What is being asked | Write the records out again, keeping each line exactly as it is.

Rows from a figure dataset

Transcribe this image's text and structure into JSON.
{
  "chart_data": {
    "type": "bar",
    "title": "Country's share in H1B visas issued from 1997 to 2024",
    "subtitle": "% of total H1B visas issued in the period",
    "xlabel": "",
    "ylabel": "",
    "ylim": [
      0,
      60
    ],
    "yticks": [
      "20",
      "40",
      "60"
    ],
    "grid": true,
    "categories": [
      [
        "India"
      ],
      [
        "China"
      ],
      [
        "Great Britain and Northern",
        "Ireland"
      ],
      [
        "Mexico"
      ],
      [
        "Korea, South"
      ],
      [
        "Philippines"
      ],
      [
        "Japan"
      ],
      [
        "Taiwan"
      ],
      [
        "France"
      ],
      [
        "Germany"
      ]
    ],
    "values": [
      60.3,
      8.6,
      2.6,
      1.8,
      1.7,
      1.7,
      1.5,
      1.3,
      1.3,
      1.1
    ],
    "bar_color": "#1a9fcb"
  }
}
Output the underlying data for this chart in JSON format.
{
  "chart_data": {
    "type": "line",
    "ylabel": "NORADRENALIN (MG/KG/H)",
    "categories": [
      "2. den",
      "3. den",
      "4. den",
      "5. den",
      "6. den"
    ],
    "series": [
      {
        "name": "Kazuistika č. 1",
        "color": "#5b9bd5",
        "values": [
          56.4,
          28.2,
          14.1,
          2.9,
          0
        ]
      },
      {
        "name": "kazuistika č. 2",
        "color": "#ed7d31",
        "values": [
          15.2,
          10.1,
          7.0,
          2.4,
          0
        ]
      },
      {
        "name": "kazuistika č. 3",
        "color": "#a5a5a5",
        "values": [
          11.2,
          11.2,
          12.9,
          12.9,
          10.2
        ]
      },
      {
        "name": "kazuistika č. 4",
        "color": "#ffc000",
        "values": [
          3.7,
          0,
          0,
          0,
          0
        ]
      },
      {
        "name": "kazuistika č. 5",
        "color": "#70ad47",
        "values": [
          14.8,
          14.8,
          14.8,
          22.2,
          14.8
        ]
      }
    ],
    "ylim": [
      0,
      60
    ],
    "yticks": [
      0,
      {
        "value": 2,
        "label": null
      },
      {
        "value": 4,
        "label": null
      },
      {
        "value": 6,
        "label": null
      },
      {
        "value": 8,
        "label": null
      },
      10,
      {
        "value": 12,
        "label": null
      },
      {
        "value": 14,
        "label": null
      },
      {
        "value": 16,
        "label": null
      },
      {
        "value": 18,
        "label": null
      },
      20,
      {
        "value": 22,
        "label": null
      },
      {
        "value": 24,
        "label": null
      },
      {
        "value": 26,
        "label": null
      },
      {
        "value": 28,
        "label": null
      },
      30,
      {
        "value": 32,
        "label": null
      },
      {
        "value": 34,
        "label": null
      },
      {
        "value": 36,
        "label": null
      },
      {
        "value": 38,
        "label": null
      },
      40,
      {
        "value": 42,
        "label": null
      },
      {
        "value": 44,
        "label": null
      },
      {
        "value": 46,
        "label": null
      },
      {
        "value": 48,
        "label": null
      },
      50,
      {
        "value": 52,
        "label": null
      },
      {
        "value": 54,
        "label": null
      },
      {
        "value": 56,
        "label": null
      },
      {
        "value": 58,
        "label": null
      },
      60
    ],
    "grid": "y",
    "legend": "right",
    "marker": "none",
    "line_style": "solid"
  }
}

The response |
Transcribe this image's text and structure into JSON.
{
  "chart_data": {
    "type": "bar",
    "title": "Country's share in H1B visas issued from 1997 to 2024",
    "subtitle": "% of total H1B visas issued in the period",
    "xlabel": "",
    "ylabel": "",
    "ylim": [
      0,
      60
    ],
    "yticks": [
      "20",
      "40",
      "60"
    ],
    "grid": true,
    "categories": [
      [
        "India"
      ],
      [
        "China"
      ],
      [
        "Great Britain and Northern",
        "Ireland"
      ],
      [
        "Mexico"
      ],
      [
        "Korea, South"
      ],
      [
        "Philippines"
      ],
      [
        "Japan"
      ],
      [
        "Taiwan"
      ],
      [
        "France"
      ],
      [
        "Germany"
      ]
    ],
    "values": [
      60.3,
      8.6,
      2.6,
      1.8,
      1.7,
      1.7,
      1.5,
      1.3,
      1.3,
      1.1
    ],
    "bar_color": "#1a9fcb"
  }
}
Output the underlying data for this chart in JSON format.
{
  "chart_data": {
    "type": "line",
    "ylabel": "NORADRENALIN (MG/KG/H)",
    "categories": [
      "2. den",
      "3. den",
      "4. den",
      "5. den",
      "6. den"
    ],
    "series": [
      {
        "name": "Kazuistika č. 1",
        "color": "#5b9bd5",
        "values": [
          56.4,
          28.2,
          14.1,
          2.9,
          0
        ]
      },
      {
        "name": "kazuistika č. 2",
        "color": "#ed7d31",
        "values": [
          15.2,
          10.1,
          7.0,
          2.4,
          0
        ]
      },
      {
        "name": "kazuistika č. 3",
        "color": "#a5a5a5",
        "values": [
          11.2,
          11.2,
          12.9,
          12.9,
          10.2
        ]
      },
      {
        "name": "kazuistika č. 4",
        "color": "#ffc000",
        "values": [
          3.7,
          0,
          0,
          0,
          0
        ]
      },
      {
        "name": "kazuistika č. 5",
        "color": "#70ad47",
        "values": [
          14.8,
          14.8,
          14.8,
          22.2,
          14.8
        ]
      }
    ],
    "ylim": [
      0,
      60
    ],
    "yticks": [
      0,
      {
        "value": 2,
        "label": null
      },
      {
        "value": 4,
        "label": null
      },
      {
        "value": 6,
        "label": null
      },
      {
        "value": 8,
        "label": null
      },
      10,
      {
        "value": 12,
        "label": null
      },
      {
        "value": 14,
        "label": null
      },
      {
        "value": 16,
        "label": null
      },
      {
        "value": 18,
        "label": null
      },
      20,
      {
        "value": 22,
        "label": null
      },
      {
        "value": 24,
        "label": null
      },
      {
        "value": 26,
        "label": null
      },
      {
        "value": 28,
        "label": null
      },
      30,
      {
        "value": 32,
        "label": null
      },
      {
        "value": 34,
        "label": null
      },
      {
        "value": 36,
        "label": null
      },
      {
        "value": 38,
        "label": null
      },
      40,
      {
        "value": 42,
        "label": null
      },
      {
        "value": 44,
        "label": null
      },
      {
        "value": 46,
        "label": null
      },
      {
        "value": 48,
        "label": null
      },
      50,
      {
        "value": 52,
        "label": null
      },
      {
        "value": 54,
        "label": null
      },
      {
        "value": 56,
        "label": null
      },
      {
        "value": 58,
        "label": null
      },
      60
    ],
    "grid": "y",
    "legend": "right",
    "marker": "none",
    "line_style": "solid"
  }
}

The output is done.